[BEGIN EXCERPTED RECORDS]
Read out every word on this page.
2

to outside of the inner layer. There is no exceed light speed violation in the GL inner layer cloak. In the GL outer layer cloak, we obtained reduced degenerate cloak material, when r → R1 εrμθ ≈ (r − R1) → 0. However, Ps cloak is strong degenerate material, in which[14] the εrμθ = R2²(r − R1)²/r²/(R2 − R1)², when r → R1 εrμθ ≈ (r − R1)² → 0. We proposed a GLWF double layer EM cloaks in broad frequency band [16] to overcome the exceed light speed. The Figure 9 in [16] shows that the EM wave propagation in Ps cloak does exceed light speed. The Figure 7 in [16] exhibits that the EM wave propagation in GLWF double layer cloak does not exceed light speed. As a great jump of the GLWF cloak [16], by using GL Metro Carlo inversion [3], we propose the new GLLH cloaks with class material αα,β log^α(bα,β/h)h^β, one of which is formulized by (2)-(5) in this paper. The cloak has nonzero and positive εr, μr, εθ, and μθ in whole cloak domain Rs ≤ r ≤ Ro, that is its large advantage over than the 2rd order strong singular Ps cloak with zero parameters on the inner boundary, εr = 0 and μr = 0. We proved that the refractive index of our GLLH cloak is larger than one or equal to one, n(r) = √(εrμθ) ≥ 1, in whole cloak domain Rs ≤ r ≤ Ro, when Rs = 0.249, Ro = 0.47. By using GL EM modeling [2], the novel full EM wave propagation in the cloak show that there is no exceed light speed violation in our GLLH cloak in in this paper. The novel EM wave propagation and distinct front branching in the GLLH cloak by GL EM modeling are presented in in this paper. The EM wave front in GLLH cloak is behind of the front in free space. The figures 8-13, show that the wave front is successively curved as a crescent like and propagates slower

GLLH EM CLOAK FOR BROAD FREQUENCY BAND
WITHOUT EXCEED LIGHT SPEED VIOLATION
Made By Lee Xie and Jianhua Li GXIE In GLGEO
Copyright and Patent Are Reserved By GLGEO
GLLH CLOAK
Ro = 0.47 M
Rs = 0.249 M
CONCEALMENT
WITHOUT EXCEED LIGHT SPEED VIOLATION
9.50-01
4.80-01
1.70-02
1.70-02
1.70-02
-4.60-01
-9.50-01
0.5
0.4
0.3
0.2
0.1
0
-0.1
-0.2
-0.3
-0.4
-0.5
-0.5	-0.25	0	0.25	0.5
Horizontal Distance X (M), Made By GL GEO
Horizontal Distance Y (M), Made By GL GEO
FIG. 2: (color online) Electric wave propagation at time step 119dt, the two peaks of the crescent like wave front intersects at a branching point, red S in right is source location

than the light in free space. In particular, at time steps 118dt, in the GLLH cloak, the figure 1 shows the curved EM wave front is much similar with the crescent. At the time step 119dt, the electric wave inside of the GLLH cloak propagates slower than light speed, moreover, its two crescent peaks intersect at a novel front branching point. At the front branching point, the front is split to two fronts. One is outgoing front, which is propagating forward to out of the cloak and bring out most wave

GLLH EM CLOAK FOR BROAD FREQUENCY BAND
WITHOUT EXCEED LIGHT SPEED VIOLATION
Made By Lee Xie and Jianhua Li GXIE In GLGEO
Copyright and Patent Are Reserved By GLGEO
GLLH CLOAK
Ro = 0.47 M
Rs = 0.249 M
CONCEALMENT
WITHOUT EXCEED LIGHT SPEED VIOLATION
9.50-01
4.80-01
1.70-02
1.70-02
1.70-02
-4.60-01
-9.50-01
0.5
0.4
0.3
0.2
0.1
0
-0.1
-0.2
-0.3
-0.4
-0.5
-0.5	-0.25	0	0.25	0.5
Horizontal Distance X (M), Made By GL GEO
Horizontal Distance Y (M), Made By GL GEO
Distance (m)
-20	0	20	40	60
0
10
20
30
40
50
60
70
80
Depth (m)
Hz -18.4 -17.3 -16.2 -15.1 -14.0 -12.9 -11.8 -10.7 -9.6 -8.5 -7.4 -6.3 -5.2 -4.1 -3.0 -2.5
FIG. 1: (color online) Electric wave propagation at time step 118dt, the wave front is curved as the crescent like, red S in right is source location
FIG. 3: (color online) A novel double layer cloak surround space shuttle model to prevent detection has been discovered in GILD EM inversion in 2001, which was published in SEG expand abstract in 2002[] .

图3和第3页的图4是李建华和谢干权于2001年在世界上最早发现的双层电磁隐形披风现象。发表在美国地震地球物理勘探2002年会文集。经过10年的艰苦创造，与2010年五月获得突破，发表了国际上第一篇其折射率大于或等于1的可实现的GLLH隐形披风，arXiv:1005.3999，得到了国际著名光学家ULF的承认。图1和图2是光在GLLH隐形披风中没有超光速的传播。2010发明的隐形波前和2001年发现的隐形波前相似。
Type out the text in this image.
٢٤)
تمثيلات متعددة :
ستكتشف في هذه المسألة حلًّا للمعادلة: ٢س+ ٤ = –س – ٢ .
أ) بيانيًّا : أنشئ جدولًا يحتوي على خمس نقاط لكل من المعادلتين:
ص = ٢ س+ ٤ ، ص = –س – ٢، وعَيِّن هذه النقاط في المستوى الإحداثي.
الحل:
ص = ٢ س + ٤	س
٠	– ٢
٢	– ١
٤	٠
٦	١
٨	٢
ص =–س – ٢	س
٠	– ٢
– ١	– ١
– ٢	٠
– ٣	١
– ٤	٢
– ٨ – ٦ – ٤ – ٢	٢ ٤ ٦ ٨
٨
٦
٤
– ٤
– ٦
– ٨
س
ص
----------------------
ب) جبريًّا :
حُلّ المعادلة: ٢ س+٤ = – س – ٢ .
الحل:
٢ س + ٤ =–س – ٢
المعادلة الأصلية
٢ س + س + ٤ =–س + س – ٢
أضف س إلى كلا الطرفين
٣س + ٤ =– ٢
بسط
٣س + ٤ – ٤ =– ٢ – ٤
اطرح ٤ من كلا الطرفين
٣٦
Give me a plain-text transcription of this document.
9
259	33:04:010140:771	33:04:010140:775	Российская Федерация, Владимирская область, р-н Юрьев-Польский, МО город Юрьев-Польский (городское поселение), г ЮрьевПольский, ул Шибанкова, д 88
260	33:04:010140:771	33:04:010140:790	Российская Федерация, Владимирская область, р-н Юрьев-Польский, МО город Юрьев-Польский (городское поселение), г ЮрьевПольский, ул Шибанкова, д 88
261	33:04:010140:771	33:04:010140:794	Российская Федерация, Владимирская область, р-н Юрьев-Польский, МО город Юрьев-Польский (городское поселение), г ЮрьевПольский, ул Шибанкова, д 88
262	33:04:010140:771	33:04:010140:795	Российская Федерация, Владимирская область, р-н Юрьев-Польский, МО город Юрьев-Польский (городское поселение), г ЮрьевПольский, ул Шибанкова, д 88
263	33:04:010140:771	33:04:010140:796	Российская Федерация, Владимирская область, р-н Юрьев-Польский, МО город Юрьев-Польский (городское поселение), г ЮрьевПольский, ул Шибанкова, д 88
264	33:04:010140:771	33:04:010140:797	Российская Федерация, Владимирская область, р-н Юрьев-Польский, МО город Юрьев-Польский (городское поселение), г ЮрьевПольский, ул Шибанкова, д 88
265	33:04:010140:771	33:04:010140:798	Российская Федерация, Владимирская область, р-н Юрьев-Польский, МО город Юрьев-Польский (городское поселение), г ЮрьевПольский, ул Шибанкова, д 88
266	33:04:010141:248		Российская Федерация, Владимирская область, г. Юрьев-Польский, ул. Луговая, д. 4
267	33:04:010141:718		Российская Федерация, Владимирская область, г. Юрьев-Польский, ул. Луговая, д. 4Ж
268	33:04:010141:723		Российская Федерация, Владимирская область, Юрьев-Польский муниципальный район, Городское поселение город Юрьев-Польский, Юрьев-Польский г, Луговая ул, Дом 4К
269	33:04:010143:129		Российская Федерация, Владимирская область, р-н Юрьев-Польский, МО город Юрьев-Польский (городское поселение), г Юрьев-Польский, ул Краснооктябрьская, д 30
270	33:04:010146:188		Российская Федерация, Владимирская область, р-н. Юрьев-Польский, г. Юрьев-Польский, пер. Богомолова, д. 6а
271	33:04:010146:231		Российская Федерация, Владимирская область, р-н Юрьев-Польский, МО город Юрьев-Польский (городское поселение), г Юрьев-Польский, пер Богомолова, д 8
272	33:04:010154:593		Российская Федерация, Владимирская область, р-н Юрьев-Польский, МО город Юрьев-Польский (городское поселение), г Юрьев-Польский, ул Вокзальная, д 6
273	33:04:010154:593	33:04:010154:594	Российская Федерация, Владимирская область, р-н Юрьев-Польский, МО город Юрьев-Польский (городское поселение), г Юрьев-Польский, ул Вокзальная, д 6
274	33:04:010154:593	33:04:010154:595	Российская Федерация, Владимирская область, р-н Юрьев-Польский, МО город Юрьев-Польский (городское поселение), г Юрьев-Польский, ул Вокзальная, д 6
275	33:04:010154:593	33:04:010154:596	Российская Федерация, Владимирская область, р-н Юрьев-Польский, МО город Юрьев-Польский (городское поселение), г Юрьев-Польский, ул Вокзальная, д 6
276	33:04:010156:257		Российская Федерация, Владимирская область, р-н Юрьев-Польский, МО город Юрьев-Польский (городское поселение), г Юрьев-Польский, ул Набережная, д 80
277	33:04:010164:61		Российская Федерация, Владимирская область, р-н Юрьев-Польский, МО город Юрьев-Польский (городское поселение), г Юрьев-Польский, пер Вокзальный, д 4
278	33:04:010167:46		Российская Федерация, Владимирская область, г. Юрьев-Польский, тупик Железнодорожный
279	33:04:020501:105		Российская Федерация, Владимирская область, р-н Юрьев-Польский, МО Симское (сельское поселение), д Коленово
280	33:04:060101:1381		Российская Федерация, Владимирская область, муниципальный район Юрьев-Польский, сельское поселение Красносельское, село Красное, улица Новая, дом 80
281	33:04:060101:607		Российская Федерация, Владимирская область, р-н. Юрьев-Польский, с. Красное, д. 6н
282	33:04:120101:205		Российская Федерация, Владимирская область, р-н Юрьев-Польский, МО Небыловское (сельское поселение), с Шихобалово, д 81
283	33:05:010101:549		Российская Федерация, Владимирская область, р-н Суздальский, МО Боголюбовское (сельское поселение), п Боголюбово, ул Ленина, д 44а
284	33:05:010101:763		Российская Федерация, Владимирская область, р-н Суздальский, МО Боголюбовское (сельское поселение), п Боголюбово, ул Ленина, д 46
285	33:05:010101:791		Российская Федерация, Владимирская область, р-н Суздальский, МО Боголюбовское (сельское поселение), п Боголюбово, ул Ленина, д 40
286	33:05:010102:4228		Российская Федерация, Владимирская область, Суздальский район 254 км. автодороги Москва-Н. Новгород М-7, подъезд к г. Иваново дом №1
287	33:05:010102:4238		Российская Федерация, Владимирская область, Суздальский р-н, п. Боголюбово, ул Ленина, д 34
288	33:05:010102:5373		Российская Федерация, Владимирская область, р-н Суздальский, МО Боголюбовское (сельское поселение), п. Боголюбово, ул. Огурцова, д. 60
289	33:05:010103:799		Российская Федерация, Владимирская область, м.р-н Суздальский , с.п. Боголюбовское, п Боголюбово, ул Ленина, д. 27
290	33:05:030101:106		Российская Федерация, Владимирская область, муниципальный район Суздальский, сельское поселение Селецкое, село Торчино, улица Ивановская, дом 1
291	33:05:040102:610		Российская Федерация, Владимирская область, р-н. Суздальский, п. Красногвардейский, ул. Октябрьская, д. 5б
[END EXCERPTED RECORDS]
### [EXERCISE GOAL]
Scan the listing above for the word "step" and show each line where it is found.

### [OUTPUT OF THE TASK]
FIG. 2: (color online) Electric wave propagation at time step 119dt, the two peaks of the crescent like wave front intersects at a branching point, red S in right is source location
than the light in free space. In particular, at time steps 118dt, in the GLLH cloak, the figure 1 shows the curved EM wave front is much similar with the crescent. At the time step 119dt, the electric wave inside of the GLLH cloak propagates slower than light speed, moreover, its two crescent peaks intersect at a novel front branching point. At the front branching point, the front is split to two fronts. One is outgoing front, which is propagating forward to out of the cloak and bring out most wave
FIG. 1: (color online) Electric wave propagation at time step 118dt, the wave front is curved as the crescent like, red S in right is source location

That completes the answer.